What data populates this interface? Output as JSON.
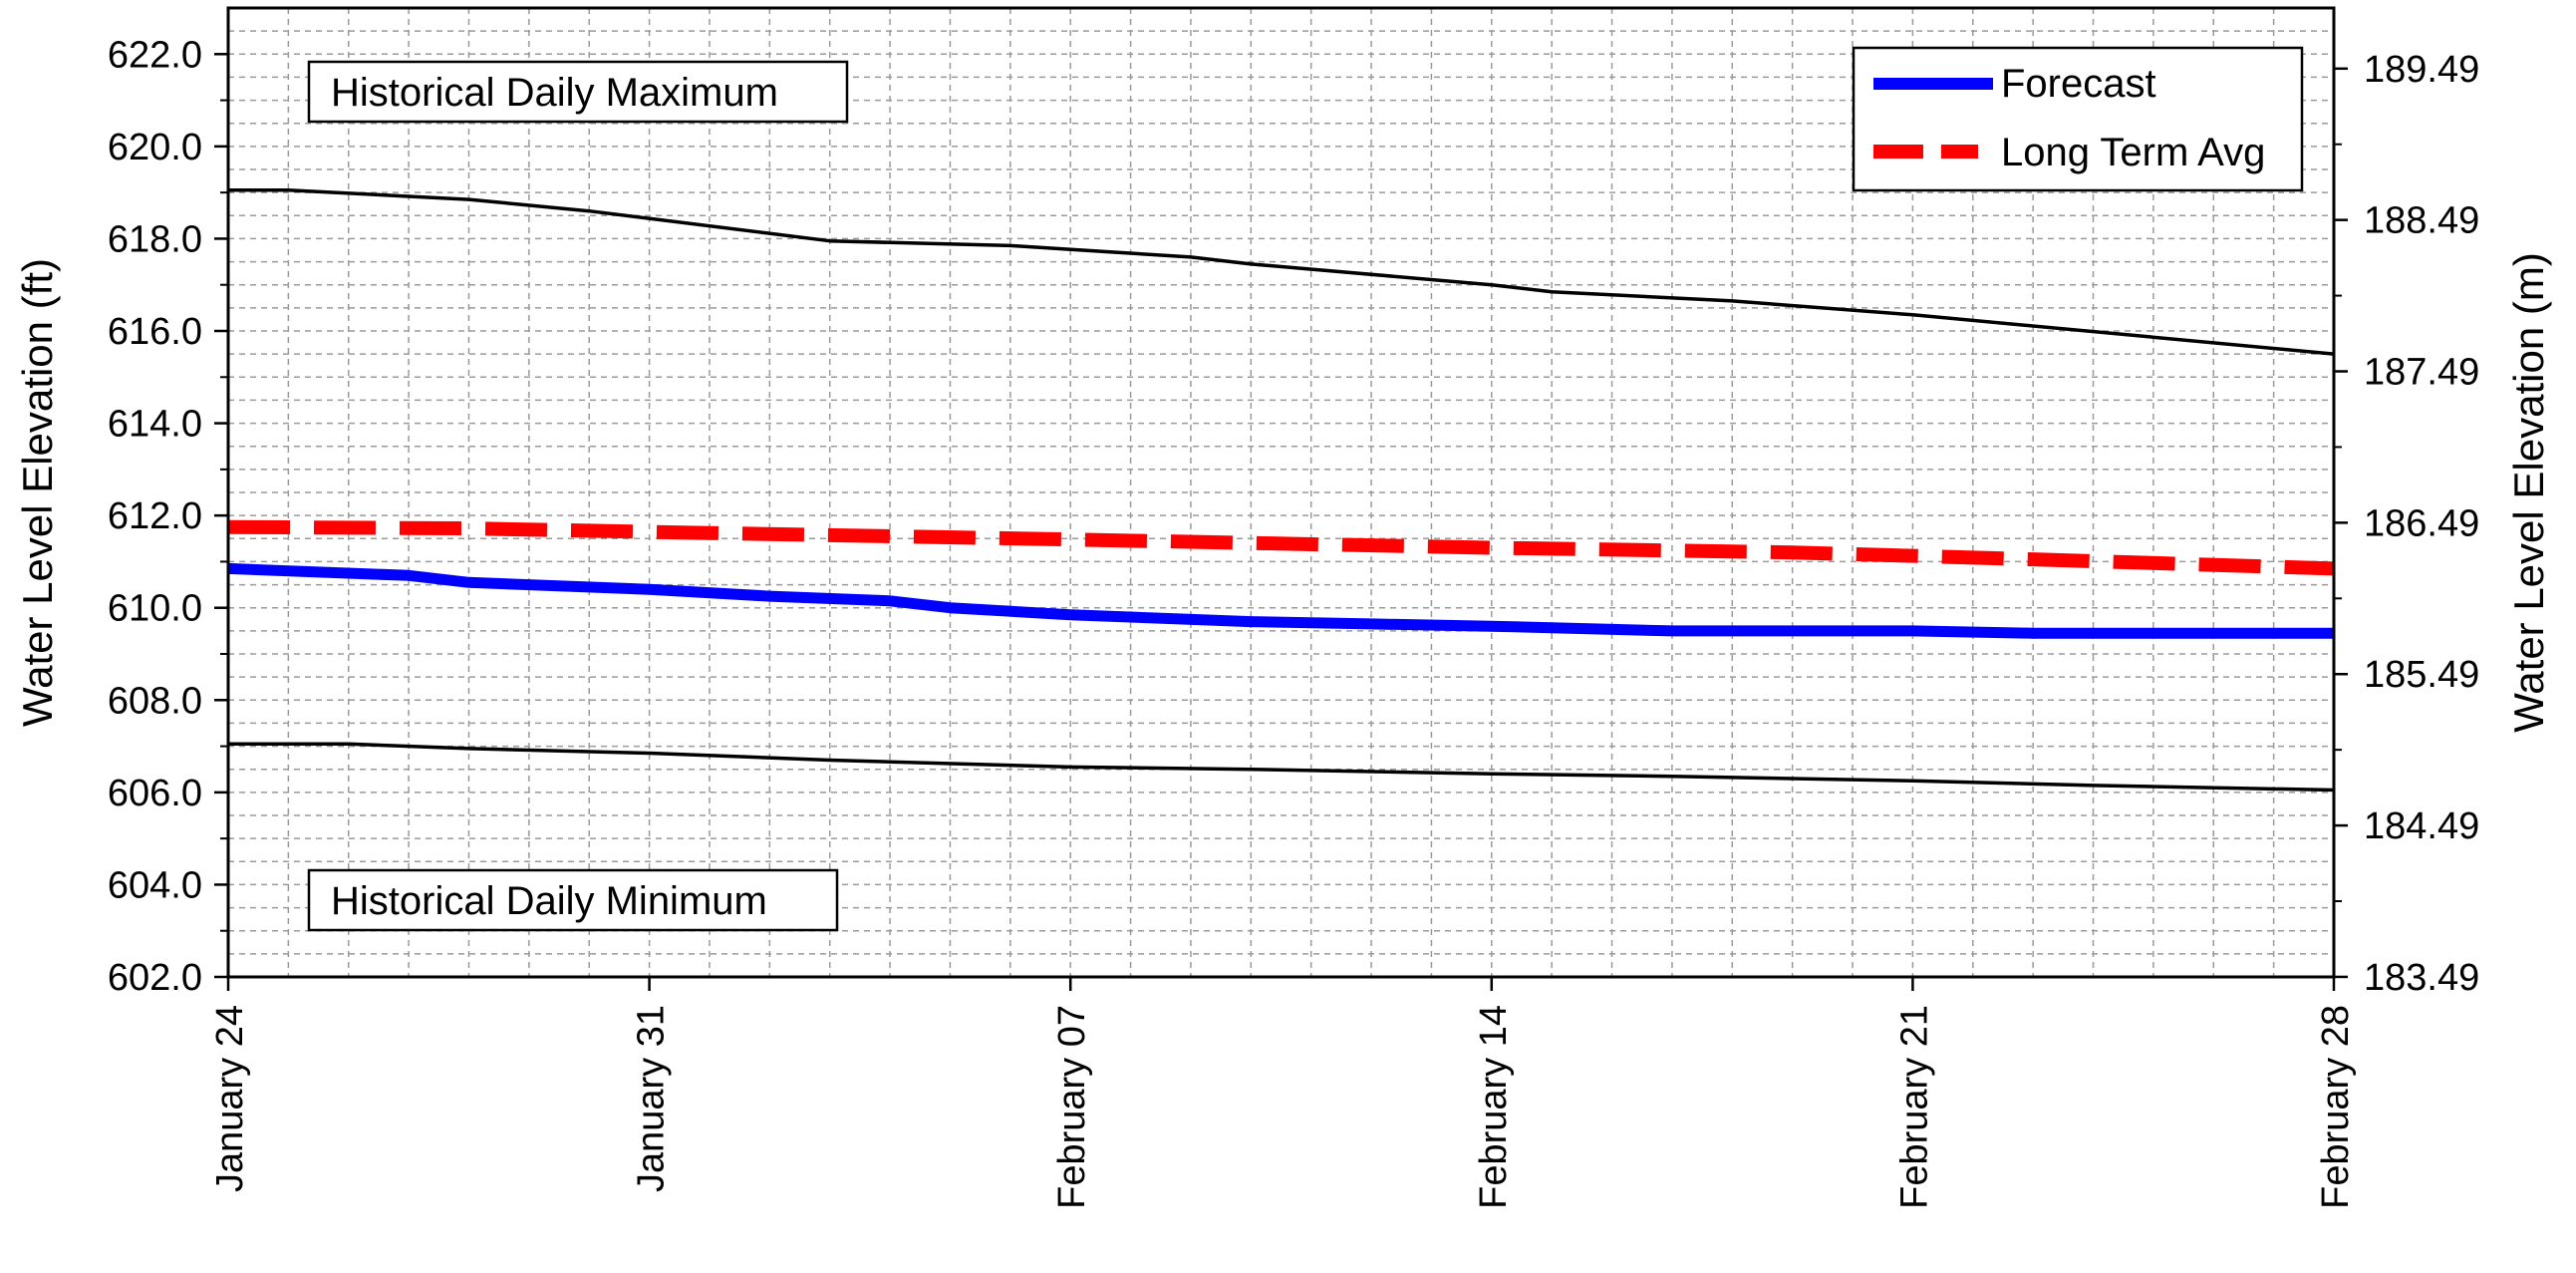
{
  "chart_data": {
    "type": "line",
    "title": "",
    "ylabel": "Water Level Elevation (ft)",
    "y2label": "Water Level Elevation (m)",
    "xlim": [
      "2025-01-24",
      "2025-02-28"
    ],
    "x_tick_labels": [
      "January 24",
      "January 31",
      "February 07",
      "February 14",
      "February 21",
      "February 28"
    ],
    "ylim": [
      602.0,
      623.0
    ],
    "y_ticks": [
      "602.0",
      "604.0",
      "606.0",
      "608.0",
      "610.0",
      "612.0",
      "614.0",
      "616.0",
      "618.0",
      "620.0",
      "622.0"
    ],
    "y2_ticks": [
      "183.49",
      "184.49",
      "185.49",
      "186.49",
      "187.49",
      "188.49",
      "189.49"
    ],
    "grid": true,
    "legend_position": "top-right",
    "annotations": {
      "max_label": "Historical Daily Maximum",
      "min_label": "Historical Daily Minimum"
    },
    "series": [
      {
        "name": "Forecast",
        "color": "#0000ff",
        "style": "solid",
        "x": [
          "2025-01-24",
          "2025-01-27",
          "2025-01-28",
          "2025-01-31",
          "2025-02-02",
          "2025-02-04",
          "2025-02-05",
          "2025-02-07",
          "2025-02-10",
          "2025-02-12",
          "2025-02-14",
          "2025-02-17",
          "2025-02-21",
          "2025-02-23",
          "2025-02-28"
        ],
        "y": [
          610.85,
          610.7,
          610.55,
          610.4,
          610.25,
          610.15,
          610.0,
          609.85,
          609.7,
          609.65,
          609.6,
          609.5,
          609.5,
          609.45,
          609.45
        ]
      },
      {
        "name": "Long Term Avg",
        "color": "#ff0000",
        "style": "dashed",
        "x": [
          "2025-01-24",
          "2025-01-28",
          "2025-02-01",
          "2025-02-07",
          "2025-02-14",
          "2025-02-19",
          "2025-02-23",
          "2025-02-28"
        ],
        "y": [
          611.75,
          611.72,
          611.62,
          611.48,
          611.3,
          611.2,
          611.05,
          610.85
        ]
      },
      {
        "name": "",
        "color": "#000000",
        "style": "solid",
        "x": [
          "2025-01-24",
          "2025-01-25",
          "2025-01-28",
          "2025-01-30",
          "2025-02-03",
          "2025-02-06",
          "2025-02-09",
          "2025-02-10",
          "2025-02-14",
          "2025-02-15",
          "2025-02-18",
          "2025-02-21",
          "2025-02-28"
        ],
        "y": [
          619.05,
          619.05,
          618.85,
          618.6,
          617.95,
          617.85,
          617.6,
          617.45,
          617.0,
          616.85,
          616.65,
          616.35,
          615.5
        ]
      },
      {
        "name": "",
        "color": "#000000",
        "style": "solid",
        "x": [
          "2025-01-24",
          "2025-01-26",
          "2025-01-28",
          "2025-01-31",
          "2025-02-03",
          "2025-02-07",
          "2025-02-10",
          "2025-02-14",
          "2025-02-17",
          "2025-02-21",
          "2025-02-24",
          "2025-02-28"
        ],
        "y": [
          607.05,
          607.05,
          606.95,
          606.85,
          606.7,
          606.55,
          606.5,
          606.4,
          606.35,
          606.25,
          606.15,
          606.05
        ]
      }
    ]
  }
}
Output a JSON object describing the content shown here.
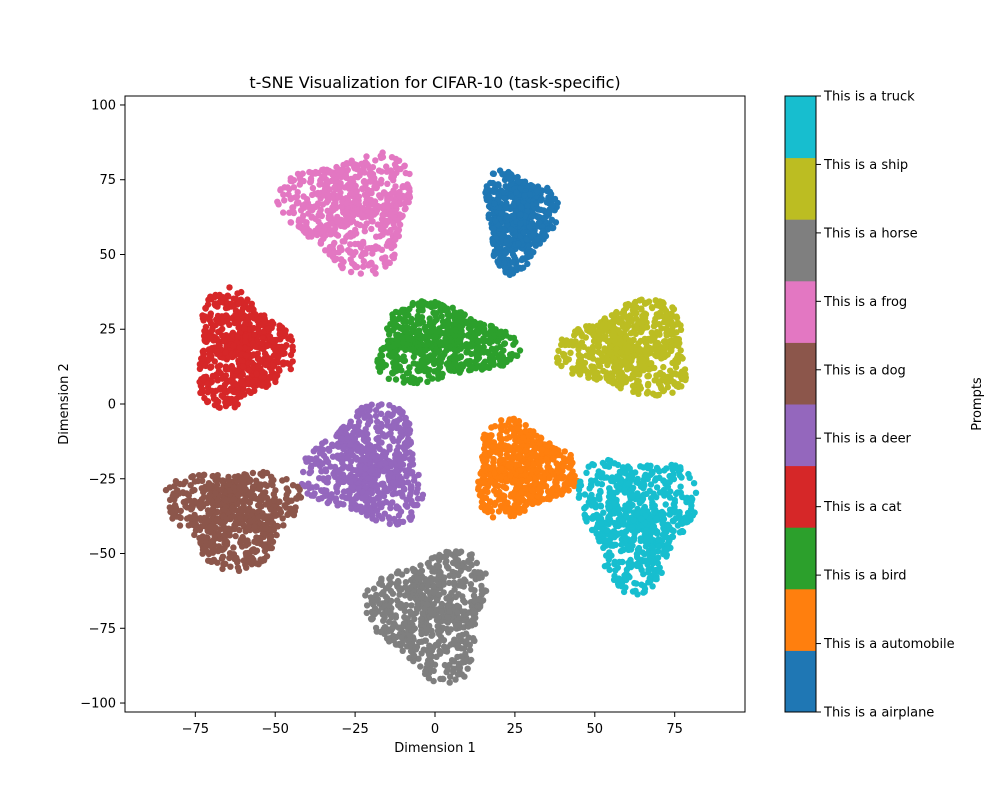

[Exercise]: Write every entry out again exactly, dropping the pictures.

[The output]:
What data populates this interface? Output as JSON.
{
  "chart_data": {
    "type": "line",
    "title": "",
    "ylabel": "Water Level Elevation (ft)",
    "y2label": "Water Level Elevation (m)",
    "xlim": [
      "2025-01-24",
      "2025-02-28"
    ],
    "x_tick_labels": [
      "January 24",
      "January 31",
      "February 07",
      "February 14",
      "February 21",
      "February 28"
    ],
    "ylim": [
      602.0,
      623.0
    ],
    "y_ticks": [
      "602.0",
      "604.0",
      "606.0",
      "608.0",
      "610.0",
      "612.0",
      "614.0",
      "616.0",
      "618.0",
      "620.0",
      "622.0"
    ],
    "y2_ticks": [
      "183.49",
      "184.49",
      "185.49",
      "186.49",
      "187.49",
      "188.49",
      "189.49"
    ],
    "grid": true,
    "legend_position": "top-right",
    "annotations": {
      "max_label": "Historical Daily Maximum",
      "min_label": "Historical Daily Minimum"
    },
    "series": [
      {
        "name": "Forecast",
        "color": "#0000ff",
        "style": "solid",
        "x": [
          "2025-01-24",
          "2025-01-27",
          "2025-01-28",
          "2025-01-31",
          "2025-02-02",
          "2025-02-04",
          "2025-02-05",
          "2025-02-07",
          "2025-02-10",
          "2025-02-12",
          "2025-02-14",
          "2025-02-17",
          "2025-02-21",
          "2025-02-23",
          "2025-02-28"
        ],
        "y": [
          610.85,
          610.7,
          610.55,
          610.4,
          610.25,
          610.15,
          610.0,
          609.85,
          609.7,
          609.65,
          609.6,
          609.5,
          609.5,
          609.45,
          609.45
        ]
      },
      {
        "name": "Long Term Avg",
        "color": "#ff0000",
        "style": "dashed",
        "x": [
          "2025-01-24",
          "2025-01-28",
          "2025-02-01",
          "2025-02-07",
          "2025-02-14",
          "2025-02-19",
          "2025-02-23",
          "2025-02-28"
        ],
        "y": [
          611.75,
          611.72,
          611.62,
          611.48,
          611.3,
          611.2,
          611.05,
          610.85
        ]
      },
      {
        "name": "",
        "color": "#000000",
        "style": "solid",
        "x": [
          "2025-01-24",
          "2025-01-25",
          "2025-01-28",
          "2025-01-30",
          "2025-02-03",
          "2025-02-06",
          "2025-02-09",
          "2025-02-10",
          "2025-02-14",
          "2025-02-15",
          "2025-02-18",
          "2025-02-21",
          "2025-02-28"
        ],
        "y": [
          619.05,
          619.05,
          618.85,
          618.6,
          617.95,
          617.85,
          617.6,
          617.45,
          617.0,
          616.85,
          616.65,
          616.35,
          615.5
        ]
      },
      {
        "name": "",
        "color": "#000000",
        "style": "solid",
        "x": [
          "2025-01-24",
          "2025-01-26",
          "2025-01-28",
          "2025-01-31",
          "2025-02-03",
          "2025-02-07",
          "2025-02-10",
          "2025-02-14",
          "2025-02-17",
          "2025-02-21",
          "2025-02-24",
          "2025-02-28"
        ],
        "y": [
          607.05,
          607.05,
          606.95,
          606.85,
          606.7,
          606.55,
          606.5,
          606.4,
          606.35,
          606.25,
          606.15,
          606.05
        ]
      }
    ]
  }
}
Output a JSON object describing the content shown here.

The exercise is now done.